> **Exercise requirements**
Would you write out the entries below, every one of them, exactly?

─── Input for this task

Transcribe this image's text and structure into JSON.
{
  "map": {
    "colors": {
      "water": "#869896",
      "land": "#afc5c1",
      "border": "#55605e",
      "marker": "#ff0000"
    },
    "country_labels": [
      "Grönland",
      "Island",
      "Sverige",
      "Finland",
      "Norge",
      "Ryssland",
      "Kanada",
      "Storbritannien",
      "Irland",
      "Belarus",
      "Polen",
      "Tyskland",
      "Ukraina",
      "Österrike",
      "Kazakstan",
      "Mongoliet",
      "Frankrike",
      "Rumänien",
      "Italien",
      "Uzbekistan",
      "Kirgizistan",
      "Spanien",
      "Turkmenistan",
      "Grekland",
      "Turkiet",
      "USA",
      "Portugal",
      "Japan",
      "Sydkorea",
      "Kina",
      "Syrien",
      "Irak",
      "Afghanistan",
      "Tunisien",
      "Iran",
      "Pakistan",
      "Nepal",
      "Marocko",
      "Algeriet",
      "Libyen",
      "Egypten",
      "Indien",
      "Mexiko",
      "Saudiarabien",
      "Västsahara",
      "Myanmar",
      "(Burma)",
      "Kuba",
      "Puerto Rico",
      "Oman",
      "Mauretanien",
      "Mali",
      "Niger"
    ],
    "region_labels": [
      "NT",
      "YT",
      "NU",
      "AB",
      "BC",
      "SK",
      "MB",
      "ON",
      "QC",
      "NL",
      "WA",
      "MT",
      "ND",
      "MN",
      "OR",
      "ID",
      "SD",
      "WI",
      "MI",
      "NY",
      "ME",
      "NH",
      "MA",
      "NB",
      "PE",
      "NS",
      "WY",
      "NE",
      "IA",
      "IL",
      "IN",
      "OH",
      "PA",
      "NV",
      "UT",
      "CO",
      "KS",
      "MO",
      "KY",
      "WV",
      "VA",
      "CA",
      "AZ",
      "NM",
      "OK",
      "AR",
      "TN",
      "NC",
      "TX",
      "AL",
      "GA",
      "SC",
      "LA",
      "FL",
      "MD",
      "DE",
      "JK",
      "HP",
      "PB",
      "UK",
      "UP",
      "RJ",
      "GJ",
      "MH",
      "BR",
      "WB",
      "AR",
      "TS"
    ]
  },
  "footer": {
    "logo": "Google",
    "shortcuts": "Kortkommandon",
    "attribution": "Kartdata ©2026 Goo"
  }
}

──────

> **Solution to the exercise**
Transcribe this image's text and structure into JSON.
{
  "map": {
    "colors": {
      "water": "#869896",
      "land": "#afc5c1",
      "border": "#55605e",
      "marker": "#ff0000"
    },
    "country_labels": [
      "Grönland",
      "Island",
      "Sverige",
      "Finland",
      "Norge",
      "Ryssland",
      "Kanada",
      "Storbritannien",
      "Irland",
      "Belarus",
      "Polen",
      "Tyskland",
      "Ukraina",
      "Österrike",
      "Kazakstan",
      "Mongoliet",
      "Frankrike",
      "Rumänien",
      "Italien",
      "Uzbekistan",
      "Kirgizistan",
      "Spanien",
      "Turkmenistan",
      "Grekland",
      "Turkiet",
      "USA",
      "Portugal",
      "Japan",
      "Sydkorea",
      "Kina",
      "Syrien",
      "Irak",
      "Afghanistan",
      "Tunisien",
      "Iran",
      "Pakistan",
      "Nepal",
      "Marocko",
      "Algeriet",
      "Libyen",
      "Egypten",
      "Indien",
      "Mexiko",
      "Saudiarabien",
      "Västsahara",
      "Myanmar",
      "(Burma)",
      "Kuba",
      "Puerto Rico",
      "Oman",
      "Mauretanien",
      "Mali",
      "Niger"
    ],
    "region_labels": [
      "NT",
      "YT",
      "NU",
      "AB",
      "BC",
      "SK",
      "MB",
      "ON",
      "QC",
      "NL",
      "WA",
      "MT",
      "ND",
      "MN",
      "OR",
      "ID",
      "SD",
      "WI",
      "MI",
      "NY",
      "ME",
      "NH",
      "MA",
      "NB",
      "PE",
      "NS",
      "WY",
      "NE",
      "IA",
      "IL",
      "IN",
      "OH",
      "PA",
      "NV",
      "UT",
      "CO",
      "KS",
      "MO",
      "KY",
      "WV",
      "VA",
      "CA",
      "AZ",
      "NM",
      "OK",
      "AR",
      "TN",
      "NC",
      "TX",
      "AL",
      "GA",
      "SC",
      "LA",
      "FL",
      "MD",
      "DE",
      "JK",
      "HP",
      "PB",
      "UK",
      "UP",
      "RJ",
      "GJ",
      "MH",
      "BR",
      "WB",
      "AR",
      "TS"
    ]
  },
  "footer": {
    "logo": "Google",
    "shortcuts": "Kortkommandon",
    "attribution": "Kartdata ©2026 Goo"
  }
}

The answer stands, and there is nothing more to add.